_What you have to do_. Review the lines that follow and copy each one that contains the word "classrooms".

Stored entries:
-------
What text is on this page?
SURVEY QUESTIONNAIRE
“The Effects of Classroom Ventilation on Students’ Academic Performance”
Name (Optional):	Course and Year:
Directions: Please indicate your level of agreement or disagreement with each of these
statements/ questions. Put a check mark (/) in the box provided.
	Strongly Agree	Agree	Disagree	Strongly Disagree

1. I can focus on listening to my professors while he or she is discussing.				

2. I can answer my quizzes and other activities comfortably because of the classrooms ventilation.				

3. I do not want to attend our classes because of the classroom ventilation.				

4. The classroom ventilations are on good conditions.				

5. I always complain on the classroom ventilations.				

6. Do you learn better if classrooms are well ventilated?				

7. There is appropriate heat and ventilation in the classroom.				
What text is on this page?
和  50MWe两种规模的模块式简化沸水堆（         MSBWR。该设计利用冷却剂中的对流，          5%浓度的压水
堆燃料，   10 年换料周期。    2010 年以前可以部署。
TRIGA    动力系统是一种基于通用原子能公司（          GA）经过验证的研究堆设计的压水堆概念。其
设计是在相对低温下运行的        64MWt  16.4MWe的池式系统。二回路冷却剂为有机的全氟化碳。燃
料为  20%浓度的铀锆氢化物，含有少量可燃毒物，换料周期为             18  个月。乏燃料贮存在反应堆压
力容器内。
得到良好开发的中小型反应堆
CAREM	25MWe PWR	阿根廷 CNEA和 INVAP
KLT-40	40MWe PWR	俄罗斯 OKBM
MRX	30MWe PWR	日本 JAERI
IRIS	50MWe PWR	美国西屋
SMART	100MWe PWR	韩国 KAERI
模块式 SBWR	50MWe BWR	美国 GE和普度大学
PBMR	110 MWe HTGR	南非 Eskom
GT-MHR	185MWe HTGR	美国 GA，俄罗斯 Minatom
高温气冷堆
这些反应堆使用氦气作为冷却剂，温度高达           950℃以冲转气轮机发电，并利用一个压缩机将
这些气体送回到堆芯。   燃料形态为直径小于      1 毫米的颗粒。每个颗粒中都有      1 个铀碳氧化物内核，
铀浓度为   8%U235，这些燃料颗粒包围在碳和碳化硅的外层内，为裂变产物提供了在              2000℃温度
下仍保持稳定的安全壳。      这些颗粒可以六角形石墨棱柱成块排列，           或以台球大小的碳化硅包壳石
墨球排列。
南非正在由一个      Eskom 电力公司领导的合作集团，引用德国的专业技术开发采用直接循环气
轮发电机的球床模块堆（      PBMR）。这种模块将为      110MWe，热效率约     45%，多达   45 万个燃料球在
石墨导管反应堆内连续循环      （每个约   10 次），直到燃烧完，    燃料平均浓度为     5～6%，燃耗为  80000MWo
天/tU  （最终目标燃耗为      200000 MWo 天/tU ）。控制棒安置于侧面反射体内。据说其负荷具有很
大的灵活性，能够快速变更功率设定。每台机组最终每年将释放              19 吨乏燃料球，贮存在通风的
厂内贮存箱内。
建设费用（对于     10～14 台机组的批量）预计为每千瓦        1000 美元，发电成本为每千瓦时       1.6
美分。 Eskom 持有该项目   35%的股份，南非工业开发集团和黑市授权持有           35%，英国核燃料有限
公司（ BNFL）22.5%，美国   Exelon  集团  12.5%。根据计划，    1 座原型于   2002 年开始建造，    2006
-------
_Final result_.
2. I can answer my quizzes and other activities comfortably because of the classrooms ventilation.				
6. Do you learn better if classrooms are well ventilated?				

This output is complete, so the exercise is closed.